### Short exercise
Gather all lines in the entries below that include the word "Antara".

### Record list
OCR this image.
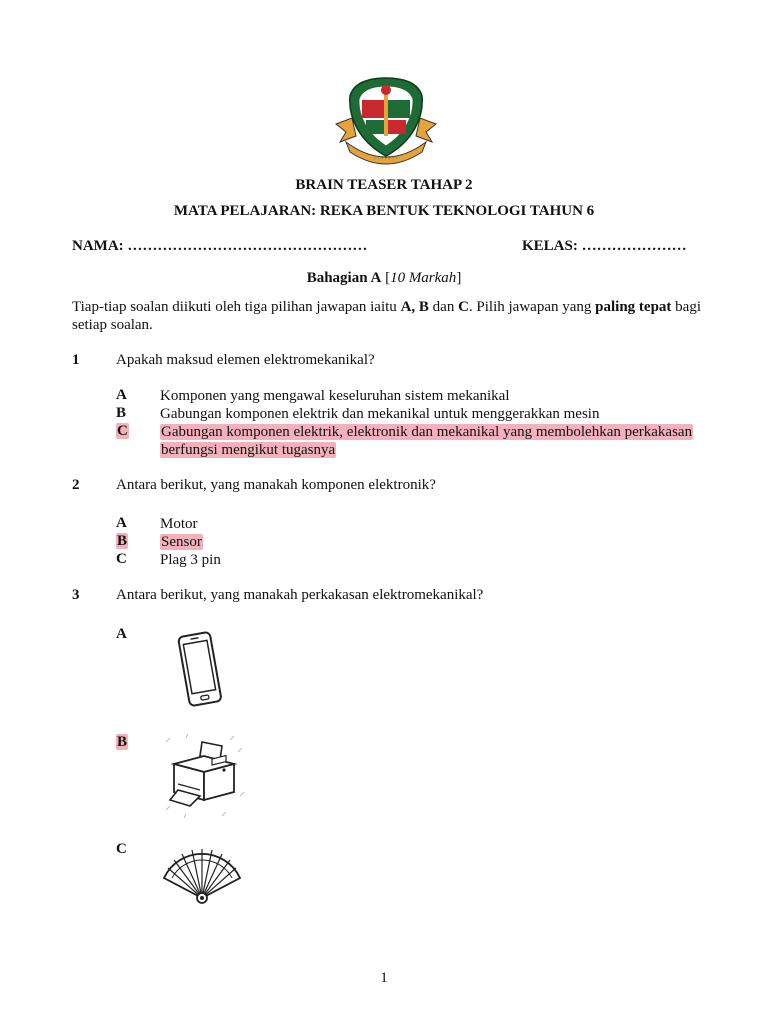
· · · · · · ·
BRAIN TEASER TAHAP 2
MATA PELAJARAN: REKA BENTUK TEKNOLOGI TAHUN 6
NAMA: …………………………………………	KELAS: …………………
Bahagian A [10 Markah]
Tiap-tiap soalan diikuti oleh tiga pilihan jawapan iaitu A, B dan C. Pilih jawapan yang paling tepat bagi
setiap soalan.
1 Apakah maksud elemen elektromekanikal?
A Komponen yang mengawal keseluruhan sistem mekanikal
B Gabungan komponen elektrik dan mekanikal untuk menggerakkan mesin
C Gabungan komponen elektrik, elektronik dan mekanikal yang membolehkan perkakasan
berfungsi mengikut tugasnya
2 Antara berikut, yang manakah komponen elektronik?
A Motor
B Sensor
C Plag 3 pin
3 Antara berikut, yang manakah perkakasan elektromekanikal?
A
B
C
1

### Response for this exercise
2 Antara berikut, yang manakah komponen elektronik?
3 Antara berikut, yang manakah perkakasan elektromekanikal?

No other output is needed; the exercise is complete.